Input:
'''
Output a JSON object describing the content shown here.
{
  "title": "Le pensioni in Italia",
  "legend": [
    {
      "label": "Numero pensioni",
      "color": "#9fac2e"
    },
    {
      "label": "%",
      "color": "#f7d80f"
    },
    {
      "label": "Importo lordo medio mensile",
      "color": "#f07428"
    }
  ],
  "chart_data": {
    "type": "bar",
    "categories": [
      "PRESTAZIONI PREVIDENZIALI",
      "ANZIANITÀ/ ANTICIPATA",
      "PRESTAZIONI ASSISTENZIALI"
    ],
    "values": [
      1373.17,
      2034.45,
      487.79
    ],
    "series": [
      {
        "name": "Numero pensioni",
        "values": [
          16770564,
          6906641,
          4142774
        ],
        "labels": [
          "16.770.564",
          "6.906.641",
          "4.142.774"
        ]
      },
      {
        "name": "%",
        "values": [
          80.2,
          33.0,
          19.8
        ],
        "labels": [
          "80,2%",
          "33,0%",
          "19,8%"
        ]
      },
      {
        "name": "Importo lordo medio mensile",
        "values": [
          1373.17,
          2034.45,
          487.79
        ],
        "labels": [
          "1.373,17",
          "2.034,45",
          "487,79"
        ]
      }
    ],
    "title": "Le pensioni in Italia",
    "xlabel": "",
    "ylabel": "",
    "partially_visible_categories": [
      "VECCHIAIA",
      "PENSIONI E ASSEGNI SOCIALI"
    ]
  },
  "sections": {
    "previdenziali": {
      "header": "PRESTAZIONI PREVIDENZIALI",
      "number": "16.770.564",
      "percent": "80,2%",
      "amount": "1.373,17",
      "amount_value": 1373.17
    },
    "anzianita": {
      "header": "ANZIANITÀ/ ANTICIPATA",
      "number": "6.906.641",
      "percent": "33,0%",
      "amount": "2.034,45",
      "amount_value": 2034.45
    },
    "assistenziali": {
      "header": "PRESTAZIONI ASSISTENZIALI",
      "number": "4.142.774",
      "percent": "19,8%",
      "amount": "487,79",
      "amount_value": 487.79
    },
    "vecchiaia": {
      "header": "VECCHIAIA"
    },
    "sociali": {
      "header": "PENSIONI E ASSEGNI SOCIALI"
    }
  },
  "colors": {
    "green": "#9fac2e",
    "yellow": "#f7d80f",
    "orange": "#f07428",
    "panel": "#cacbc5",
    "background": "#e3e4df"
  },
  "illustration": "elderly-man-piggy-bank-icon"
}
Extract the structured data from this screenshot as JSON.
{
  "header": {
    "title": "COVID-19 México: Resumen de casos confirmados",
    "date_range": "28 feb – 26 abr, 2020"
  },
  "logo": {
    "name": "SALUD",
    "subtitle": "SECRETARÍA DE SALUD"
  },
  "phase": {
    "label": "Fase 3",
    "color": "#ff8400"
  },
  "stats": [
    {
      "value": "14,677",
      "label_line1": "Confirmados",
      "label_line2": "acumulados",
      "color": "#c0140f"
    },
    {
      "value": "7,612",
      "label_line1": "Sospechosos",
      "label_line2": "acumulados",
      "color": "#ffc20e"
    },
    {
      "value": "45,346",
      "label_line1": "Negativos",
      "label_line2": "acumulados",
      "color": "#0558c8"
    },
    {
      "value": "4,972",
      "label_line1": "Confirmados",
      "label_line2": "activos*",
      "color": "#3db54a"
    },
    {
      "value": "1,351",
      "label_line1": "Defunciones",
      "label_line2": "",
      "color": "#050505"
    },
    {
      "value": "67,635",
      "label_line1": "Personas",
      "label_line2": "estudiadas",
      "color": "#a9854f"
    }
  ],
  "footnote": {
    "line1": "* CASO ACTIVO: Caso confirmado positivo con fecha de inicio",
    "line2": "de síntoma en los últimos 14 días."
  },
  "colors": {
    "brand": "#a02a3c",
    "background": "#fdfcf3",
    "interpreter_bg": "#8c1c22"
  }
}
'''
To be done: Print the records once more, exactly as they were given.

Correct answer:
Output a JSON object describing the content shown here.
{
  "title": "Le pensioni in Italia",
  "legend": [
    {
      "label": "Numero pensioni",
      "color": "#9fac2e"
    },
    {
      "label": "%",
      "color": "#f7d80f"
    },
    {
      "label": "Importo lordo medio mensile",
      "color": "#f07428"
    }
  ],
  "chart_data": {
    "type": "bar",
    "categories": [
      "PRESTAZIONI PREVIDENZIALI",
      "ANZIANITÀ/ ANTICIPATA",
      "PRESTAZIONI ASSISTENZIALI"
    ],
    "values": [
      1373.17,
      2034.45,
      487.79
    ],
    "series": [
      {
        "name": "Numero pensioni",
        "values": [
          16770564,
          6906641,
          4142774
        ],
        "labels": [
          "16.770.564",
          "6.906.641",
          "4.142.774"
        ]
      },
      {
        "name": "%",
        "values": [
          80.2,
          33.0,
          19.8
        ],
        "labels": [
          "80,2%",
          "33,0%",
          "19,8%"
        ]
      },
      {
        "name": "Importo lordo medio mensile",
        "values": [
          1373.17,
          2034.45,
          487.79
        ],
        "labels": [
          "1.373,17",
          "2.034,45",
          "487,79"
        ]
      }
    ],
    "title": "Le pensioni in Italia",
    "xlabel": "",
    "ylabel": "",
    "partially_visible_categories": [
      "VECCHIAIA",
      "PENSIONI E ASSEGNI SOCIALI"
    ]
  },
  "sections": {
    "previdenziali": {
      "header": "PRESTAZIONI PREVIDENZIALI",
      "number": "16.770.564",
      "percent": "80,2%",
      "amount": "1.373,17",
      "amount_value": 1373.17
    },
    "anzianita": {
      "header": "ANZIANITÀ/ ANTICIPATA",
      "number": "6.906.641",
      "percent": "33,0%",
      "amount": "2.034,45",
      "amount_value": 2034.45
    },
    "assistenziali": {
      "header": "PRESTAZIONI ASSISTENZIALI",
      "number": "4.142.774",
      "percent": "19,8%",
      "amount": "487,79",
      "amount_value": 487.79
    },
    "vecchiaia": {
      "header": "VECCHIAIA"
    },
    "sociali": {
      "header": "PENSIONI E ASSEGNI SOCIALI"
    }
  },
  "colors": {
    "green": "#9fac2e",
    "yellow": "#f7d80f",
    "orange": "#f07428",
    "panel": "#cacbc5",
    "background": "#e3e4df"
  },
  "illustration": "elderly-man-piggy-bank-icon"
}
Extract the structured data from this screenshot as JSON.
{
  "header": {
    "title": "COVID-19 México: Resumen de casos confirmados",
    "date_range": "28 feb – 26 abr, 2020"
  },
  "logo": {
    "name": "SALUD",
    "subtitle": "SECRETARÍA DE SALUD"
  },
  "phase": {
    "label": "Fase 3",
    "color": "#ff8400"
  },
  "stats": [
    {
      "value": "14,677",
      "label_line1": "Confirmados",
      "label_line2": "acumulados",
      "color": "#c0140f"
    },
    {
      "value": "7,612",
      "label_line1": "Sospechosos",
      "label_line2": "acumulados",
      "color": "#ffc20e"
    },
    {
      "value": "45,346",
      "label_line1": "Negativos",
      "label_line2": "acumulados",
      "color": "#0558c8"
    },
    {
      "value": "4,972",
      "label_line1": "Confirmados",
      "label_line2": "activos*",
      "color": "#3db54a"
    },
    {
      "value": "1,351",
      "label_line1": "Defunciones",
      "label_line2": "",
      "color": "#050505"
    },
    {
      "value": "67,635",
      "label_line1": "Personas",
      "label_line2": "estudiadas",
      "color": "#a9854f"
    }
  ],
  "footnote": {
    "line1": "* CASO ACTIVO: Caso confirmado positivo con fecha de inicio",
    "line2": "de síntoma en los últimos 14 días."
  },
  "colors": {
    "brand": "#a02a3c",
    "background": "#fdfcf3",
    "interpreter_bg": "#8c1c22"
  }
}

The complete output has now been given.